### [EXERCISE TASK]
Restate, word for word, all of the material shown below.

[Stored entries]
* * *

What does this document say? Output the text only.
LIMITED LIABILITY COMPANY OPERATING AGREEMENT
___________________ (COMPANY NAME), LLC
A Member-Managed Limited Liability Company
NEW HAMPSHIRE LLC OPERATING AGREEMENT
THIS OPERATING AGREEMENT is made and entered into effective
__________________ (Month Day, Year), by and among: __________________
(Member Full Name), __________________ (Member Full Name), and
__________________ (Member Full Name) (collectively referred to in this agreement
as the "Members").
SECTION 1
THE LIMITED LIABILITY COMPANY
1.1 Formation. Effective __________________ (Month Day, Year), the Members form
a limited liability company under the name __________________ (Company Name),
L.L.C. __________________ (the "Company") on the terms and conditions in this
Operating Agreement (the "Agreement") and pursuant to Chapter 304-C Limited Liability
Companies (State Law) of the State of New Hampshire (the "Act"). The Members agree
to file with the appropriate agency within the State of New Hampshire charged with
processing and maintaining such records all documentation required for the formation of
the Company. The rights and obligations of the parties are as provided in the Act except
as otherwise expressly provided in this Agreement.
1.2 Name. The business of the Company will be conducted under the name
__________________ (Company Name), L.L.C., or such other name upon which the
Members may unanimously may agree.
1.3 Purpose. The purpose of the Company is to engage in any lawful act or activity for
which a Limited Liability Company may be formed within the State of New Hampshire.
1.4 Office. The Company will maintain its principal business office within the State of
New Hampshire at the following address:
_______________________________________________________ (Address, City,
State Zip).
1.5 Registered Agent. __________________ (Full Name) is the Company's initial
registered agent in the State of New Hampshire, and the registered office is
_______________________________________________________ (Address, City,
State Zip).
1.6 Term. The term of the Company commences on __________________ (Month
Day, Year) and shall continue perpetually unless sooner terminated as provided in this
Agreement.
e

* * *

### [ANSWER]
What does this document say? Output the text only.
LIMITED LIABILITY COMPANY OPERATING AGREEMENT
___________________ (COMPANY NAME), LLC
A Member-Managed Limited Liability Company
NEW HAMPSHIRE LLC OPERATING AGREEMENT
THIS OPERATING AGREEMENT is made and entered into effective
__________________ (Month Day, Year), by and among: __________________
(Member Full Name), __________________ (Member Full Name), and
__________________ (Member Full Name) (collectively referred to in this agreement
as the "Members").
SECTION 1
THE LIMITED LIABILITY COMPANY
1.1 Formation. Effective __________________ (Month Day, Year), the Members form
a limited liability company under the name __________________ (Company Name),
L.L.C. __________________ (the "Company") on the terms and conditions in this
Operating Agreement (the "Agreement") and pursuant to Chapter 304-C Limited Liability
Companies (State Law) of the State of New Hampshire (the "Act"). The Members agree
to file with the appropriate agency within the State of New Hampshire charged with
processing and maintaining such records all documentation required for the formation of
the Company. The rights and obligations of the parties are as provided in the Act except
as otherwise expressly provided in this Agreement.
1.2 Name. The business of the Company will be conducted under the name
__________________ (Company Name), L.L.C., or such other name upon which the
Members may unanimously may agree.
1.3 Purpose. The purpose of the Company is to engage in any lawful act or activity for
which a Limited Liability Company may be formed within the State of New Hampshire.
1.4 Office. The Company will maintain its principal business office within the State of
New Hampshire at the following address:
_______________________________________________________ (Address, City,
State Zip).
1.5 Registered Agent. __________________ (Full Name) is the Company's initial
registered agent in the State of New Hampshire, and the registered office is
_______________________________________________________ (Address, City,
State Zip).
1.6 Term. The term of the Company commences on __________________ (Month
Day, Year) and shall continue perpetually unless sooner terminated as provided in this
Agreement.
e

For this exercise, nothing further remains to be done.